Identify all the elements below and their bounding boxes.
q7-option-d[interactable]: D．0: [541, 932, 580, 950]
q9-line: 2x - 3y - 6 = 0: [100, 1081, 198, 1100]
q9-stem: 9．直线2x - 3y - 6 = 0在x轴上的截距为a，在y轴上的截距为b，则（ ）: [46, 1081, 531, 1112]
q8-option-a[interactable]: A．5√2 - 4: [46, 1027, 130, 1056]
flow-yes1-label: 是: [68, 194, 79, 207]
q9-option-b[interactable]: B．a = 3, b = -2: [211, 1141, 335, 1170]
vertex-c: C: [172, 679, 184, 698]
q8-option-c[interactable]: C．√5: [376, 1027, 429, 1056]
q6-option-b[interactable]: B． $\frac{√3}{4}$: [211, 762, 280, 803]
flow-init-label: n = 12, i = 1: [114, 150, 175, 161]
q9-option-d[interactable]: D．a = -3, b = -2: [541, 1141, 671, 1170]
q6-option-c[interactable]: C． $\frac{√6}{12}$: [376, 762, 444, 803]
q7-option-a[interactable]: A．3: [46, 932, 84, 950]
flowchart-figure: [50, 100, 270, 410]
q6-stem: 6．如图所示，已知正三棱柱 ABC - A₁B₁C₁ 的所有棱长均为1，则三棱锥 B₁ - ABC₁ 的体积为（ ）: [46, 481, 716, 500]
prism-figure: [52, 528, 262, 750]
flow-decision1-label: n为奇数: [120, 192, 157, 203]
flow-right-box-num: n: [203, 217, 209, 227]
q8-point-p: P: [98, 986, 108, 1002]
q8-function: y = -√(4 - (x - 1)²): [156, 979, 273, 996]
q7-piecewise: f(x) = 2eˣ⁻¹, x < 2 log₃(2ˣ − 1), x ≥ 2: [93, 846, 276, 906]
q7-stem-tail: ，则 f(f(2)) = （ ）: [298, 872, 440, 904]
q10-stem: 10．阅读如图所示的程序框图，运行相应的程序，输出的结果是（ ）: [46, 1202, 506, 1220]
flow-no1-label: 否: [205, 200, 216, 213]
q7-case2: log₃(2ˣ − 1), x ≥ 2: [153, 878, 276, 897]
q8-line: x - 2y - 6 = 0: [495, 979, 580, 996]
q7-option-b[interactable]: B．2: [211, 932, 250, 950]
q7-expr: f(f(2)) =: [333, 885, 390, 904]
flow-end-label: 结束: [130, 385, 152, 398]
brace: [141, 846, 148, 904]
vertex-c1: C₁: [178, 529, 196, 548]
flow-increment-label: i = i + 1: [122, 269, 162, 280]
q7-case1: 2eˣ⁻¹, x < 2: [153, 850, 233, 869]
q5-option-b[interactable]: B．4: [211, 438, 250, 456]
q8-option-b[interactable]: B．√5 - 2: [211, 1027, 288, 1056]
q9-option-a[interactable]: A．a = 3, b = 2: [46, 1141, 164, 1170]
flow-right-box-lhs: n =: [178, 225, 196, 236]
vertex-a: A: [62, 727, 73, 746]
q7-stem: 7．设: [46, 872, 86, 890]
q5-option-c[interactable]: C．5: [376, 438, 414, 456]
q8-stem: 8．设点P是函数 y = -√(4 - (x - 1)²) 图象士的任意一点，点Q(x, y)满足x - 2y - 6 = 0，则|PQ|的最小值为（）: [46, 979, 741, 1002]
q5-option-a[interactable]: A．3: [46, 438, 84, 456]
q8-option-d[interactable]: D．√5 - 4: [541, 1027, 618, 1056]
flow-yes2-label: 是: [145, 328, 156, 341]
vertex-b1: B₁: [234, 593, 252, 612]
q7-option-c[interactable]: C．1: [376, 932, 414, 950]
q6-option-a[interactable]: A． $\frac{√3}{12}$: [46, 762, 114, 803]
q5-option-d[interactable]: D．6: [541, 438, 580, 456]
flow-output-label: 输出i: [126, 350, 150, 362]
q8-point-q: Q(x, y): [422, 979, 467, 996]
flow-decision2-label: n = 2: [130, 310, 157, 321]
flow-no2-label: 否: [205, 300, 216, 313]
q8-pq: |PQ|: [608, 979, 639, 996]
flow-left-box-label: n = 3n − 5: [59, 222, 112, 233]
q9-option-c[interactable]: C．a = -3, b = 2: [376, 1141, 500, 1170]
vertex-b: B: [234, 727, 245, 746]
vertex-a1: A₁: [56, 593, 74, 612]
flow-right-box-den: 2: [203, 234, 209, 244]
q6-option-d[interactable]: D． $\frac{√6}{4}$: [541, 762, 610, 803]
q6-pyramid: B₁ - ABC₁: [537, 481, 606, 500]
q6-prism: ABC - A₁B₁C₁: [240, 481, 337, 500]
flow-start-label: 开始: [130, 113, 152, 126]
※
→ Description of the task: Please copy every one of the entries above, reproducing each line with no changes.

→ The reply:
Identify all the elements below and their bounding boxes.
q7-option-d[interactable]: D．0: [541, 932, 580, 950]
q9-line: 2x - 3y - 6 = 0: [100, 1081, 198, 1100]
q9-stem: 9．直线2x - 3y - 6 = 0在x轴上的截距为a，在y轴上的截距为b，则（ ）: [46, 1081, 531, 1112]
q8-option-a[interactable]: A．5√2 - 4: [46, 1027, 130, 1056]
flow-yes1-label: 是: [68, 194, 79, 207]
q9-option-b[interactable]: B．a = 3, b = -2: [211, 1141, 335, 1170]
vertex-c: C: [172, 679, 184, 698]
q8-option-c[interactable]: C．√5: [376, 1027, 429, 1056]
q6-option-b[interactable]: B． $\frac{√3}{4}$: [211, 762, 280, 803]
flow-init-label: n = 12, i = 1: [114, 150, 175, 161]
q9-option-d[interactable]: D．a = -3, b = -2: [541, 1141, 671, 1170]
q6-option-c[interactable]: C． $\frac{√6}{12}$: [376, 762, 444, 803]
q7-option-a[interactable]: A．3: [46, 932, 84, 950]
flowchart-figure: [50, 100, 270, 410]
q6-stem: 6．如图所示，已知正三棱柱 ABC - A₁B₁C₁ 的所有棱长均为1，则三棱锥 B₁ - ABC₁ 的体积为（ ）: [46, 481, 716, 500]
prism-figure: [52, 528, 262, 750]
flow-decision1-label: n为奇数: [120, 192, 157, 203]
flow-right-box-num: n: [203, 217, 209, 227]
q8-point-p: P: [98, 986, 108, 1002]
q8-function: y = -√(4 - (x - 1)²): [156, 979, 273, 996]
q7-piecewise: f(x) = 2eˣ⁻¹, x < 2 log₃(2ˣ − 1), x ≥ 2: [93, 846, 276, 906]
q7-stem-tail: ，则 f(f(2)) = （ ）: [298, 872, 440, 904]
q10-stem: 10．阅读如图所示的程序框图，运行相应的程序，输出的结果是（ ）: [46, 1202, 506, 1220]
flow-no1-label: 否: [205, 200, 216, 213]
q7-case2: log₃(2ˣ − 1), x ≥ 2: [153, 878, 276, 897]
q8-line: x - 2y - 6 = 0: [495, 979, 580, 996]
q7-option-b[interactable]: B．2: [211, 932, 250, 950]
q7-expr: f(f(2)) =: [333, 885, 390, 904]
flow-end-label: 结束: [130, 385, 152, 398]
brace: [141, 846, 148, 904]
vertex-c1: C₁: [178, 529, 196, 548]
flow-increment-label: i = i + 1: [122, 269, 162, 280]
q7-case1: 2eˣ⁻¹, x < 2: [153, 850, 233, 869]
q5-option-b[interactable]: B．4: [211, 438, 250, 456]
q8-option-b[interactable]: B．√5 - 2: [211, 1027, 288, 1056]
q9-option-a[interactable]: A．a = 3, b = 2: [46, 1141, 164, 1170]
flow-right-box-lhs: n =: [178, 225, 196, 236]
vertex-a: A: [62, 727, 73, 746]
q7-stem: 7．设: [46, 872, 86, 890]
q5-option-c[interactable]: C．5: [376, 438, 414, 456]
q8-stem: 8．设点P是函数 y = -√(4 - (x - 1)²) 图象士的任意一点，点Q(x, y)满足x - 2y - 6 = 0，则|PQ|的最小值为（）: [46, 979, 741, 1002]
q5-option-a[interactable]: A．3: [46, 438, 84, 456]
q8-option-d[interactable]: D．√5 - 4: [541, 1027, 618, 1056]
flow-yes2-label: 是: [145, 328, 156, 341]
vertex-b1: B₁: [234, 593, 252, 612]
q7-option-c[interactable]: C．1: [376, 932, 414, 950]
q6-option-a[interactable]: A． $\frac{√3}{12}$: [46, 762, 114, 803]
q5-option-d[interactable]: D．6: [541, 438, 580, 456]
flow-output-label: 输出i: [126, 350, 150, 362]
q8-point-q: Q(x, y): [422, 979, 467, 996]
flow-decision2-label: n = 2: [130, 310, 157, 321]
flow-no2-label: 否: [205, 300, 216, 313]
q8-pq: |PQ|: [608, 979, 639, 996]
flow-left-box-label: n = 3n − 5: [59, 222, 112, 233]
q9-option-c[interactable]: C．a = -3, b = 2: [376, 1141, 500, 1170]
vertex-b: B: [234, 727, 245, 746]
vertex-a1: A₁: [56, 593, 74, 612]
flow-right-box-den: 2: [203, 234, 209, 244]
q6-option-d[interactable]: D． $\frac{√6}{4}$: [541, 762, 610, 803]
q6-pyramid: B₁ - ABC₁: [537, 481, 606, 500]
q6-prism: ABC - A₁B₁C₁: [240, 481, 337, 500]
flow-start-label: 开始: [130, 113, 152, 126]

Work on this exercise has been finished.